§ INSTRUÇÃO 1: De acordo com o trecho sobre o comunismo na Antiguidade, apresentado abaixo, por que o comunismo daquela época não buscava instaurar um Estado baseado no trabalho? Responda em uma a três frases.

§ TRECHO DA FONTE:
Todos os poetas e comediógrafos desse período ridicularizaram as tendências revolucionárias. É preciso frisar que o comunismo dessa época considerava o trabalho uma maldição. Não visava, portanto, a instauração de um Estado baseado no trabalho, porque naquela época trabalho significava escravidão.

As forças mecânicas não eram ainda aplicadas à produção. As formas de trabalho e instrumentos, então existentes, pertenciam aos tipos mais primitivos e grosseiros. Os trabalhos pesados estavam a cargo dos escravos, sendo, por isso, considerados atividades indignas de homens livres.

Todos julgavam a política e a guerra como as únicas ocupações compatíveis com a situação social de cidadãos livres. Isto mostra claramente que não existia, na época, uma democracia, e que os cidadãos formavam uma classe especial, de certo modo privilegiada. Foi o que vimos também quando estudamos o Estado concebido por Platão. Os cidadãos desejavam uma organização social capaz de libertá-los dos trabalhos físicos, trabalhos que ficariam a cargo unicamente dos escravos.

Considerava-se o comunismo como um regime no qual os homens tudo teriam em abundancia, sem o menor esforço. A existência da escravatura e da servidão, isto é, a existência do trabalho ainda não liberto, determinando o desprezo absoluto de todas as formas de trabalho produtivo e a consequente paralisação do progresso, no domínio da técnica e da produção, é a causa evidente da decadência moral e política do mundo antigo.

Um bloco de dados
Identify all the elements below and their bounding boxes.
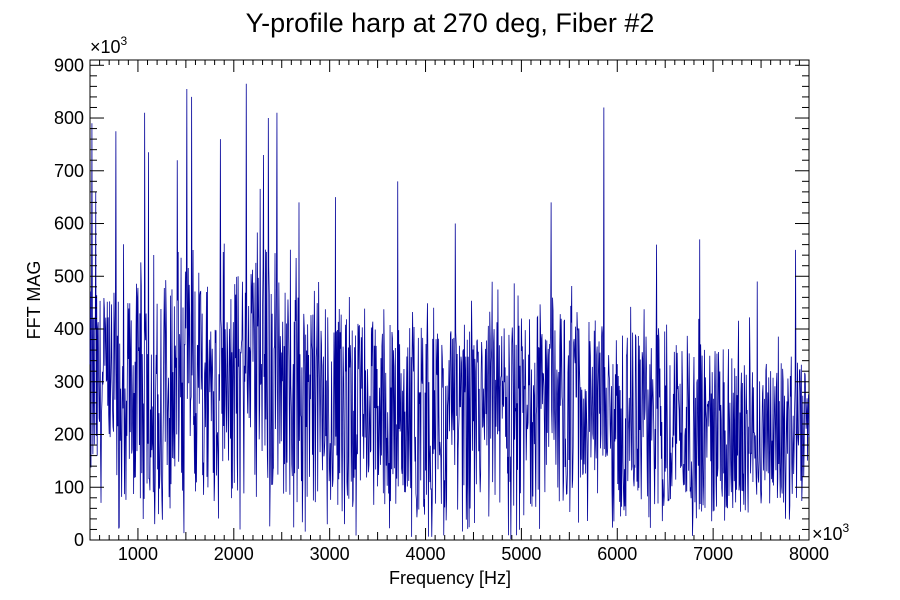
fft-magnitude-line (89, 83, 810, 539)
ticks-group (89, 60, 810, 541)
chart-title: Y-profile harp at 270 deg, Fiber #2 (246, 8, 655, 38)
y-multiplier-base: ×10 (90, 37, 121, 57)
y-axis-label: FFT MAG (24, 261, 44, 340)
x-multiplier-exponent: 3 (843, 521, 850, 535)
x-tick-label: 7000 (693, 544, 733, 564)
tick-labels-group: 1000 2000 3000 4000 5000 6000 7000 8000 0 100 200 3… (54, 55, 829, 564)
x-tick-label: 3000 (310, 544, 350, 564)
x-tick-label: 4000 (406, 544, 446, 564)
y-axis-multiplier: ×103 (90, 34, 128, 57)
x-tick-label: 8000 (789, 544, 829, 564)
y-tick-label: 400 (54, 319, 84, 339)
series-group (89, 83, 810, 539)
y-tick-label: 600 (54, 214, 84, 234)
y-multiplier-exponent: 3 (121, 34, 128, 48)
x-axis-multiplier: ×103 (812, 521, 850, 544)
x-tick-label: 6000 (597, 544, 637, 564)
plot-frame (89, 59, 810, 541)
x-tick-label: 2000 (214, 544, 254, 564)
y-tick-label: 0 (74, 530, 84, 550)
y-tick-label: 700 (54, 161, 84, 181)
y-tick-label: 300 (54, 372, 84, 392)
y-tick-label: 500 (54, 266, 84, 286)
y-tick-label: 800 (54, 108, 84, 128)
x-axis-label: Frequency [Hz] (389, 568, 511, 588)
y-tick-label: 100 (54, 477, 84, 497)
x-tick-label: 1000 (118, 544, 158, 564)
x-multiplier-base: ×10 (812, 524, 843, 544)
plot-area (89, 59, 810, 541)
y-tick-label: 200 (54, 425, 84, 445)
y-tick-label: 900 (54, 55, 84, 75)
x-tick-label: 5000 (501, 544, 541, 564)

§ INSTRUÇÃO 2: Extraia dos registros, sem nenhuma alteração, as linhas que começam na que contém "fft-magnitude-line (89, 83, 810, 539)" e seguem até a que contém "y-tick-label: 100 (54, 477, 84, 497)", incluindo as duas.

§ RESPOSTA COMPLETA 1: Porque, naquela época, trabalho significava escravidão, e o comunismo de então considerava o trabalho uma maldição. Os trabalhos pesados ficavam a cargo dos escravos e eram vistos como atividades indignas de homens livres.

§ RESPOSTA COMPLETA 2:
fft-magnitude-line (89, 83, 810, 539)
ticks-group (89, 60, 810, 541)
chart-title: Y-profile harp at 270 deg, Fiber #2 (246, 8, 655, 38)
y-multiplier-base: ×10 (90, 37, 121, 57)
y-axis-label: FFT MAG (24, 261, 44, 340)
x-multiplier-exponent: 3 (843, 521, 850, 535)
x-tick-label: 7000 (693, 544, 733, 564)
tick-labels-group: 1000 2000 3000 4000 5000 6000 7000 8000 0 100 200 3… (54, 55, 829, 564)
x-tick-label: 3000 (310, 544, 350, 564)
x-tick-label: 4000 (406, 544, 446, 564)
y-axis-multiplier: ×103 (90, 34, 128, 57)
x-tick-label: 8000 (789, 544, 829, 564)
y-tick-label: 400 (54, 319, 84, 339)
series-group (89, 83, 810, 539)
y-tick-label: 600 (54, 214, 84, 234)
y-multiplier-exponent: 3 (121, 34, 128, 48)
x-axis-multiplier: ×103 (812, 521, 850, 544)
x-tick-label: 6000 (597, 544, 637, 564)
plot-frame (89, 59, 810, 541)
x-tick-label: 2000 (214, 544, 254, 564)
y-tick-label: 0 (74, 530, 84, 550)
y-tick-label: 700 (54, 161, 84, 181)
y-tick-label: 300 (54, 372, 84, 392)
y-tick-label: 500 (54, 266, 84, 286)
y-tick-label: 800 (54, 108, 84, 128)
x-axis-label: Frequency [Hz] (389, 568, 511, 588)
y-tick-label: 100 (54, 477, 84, 497)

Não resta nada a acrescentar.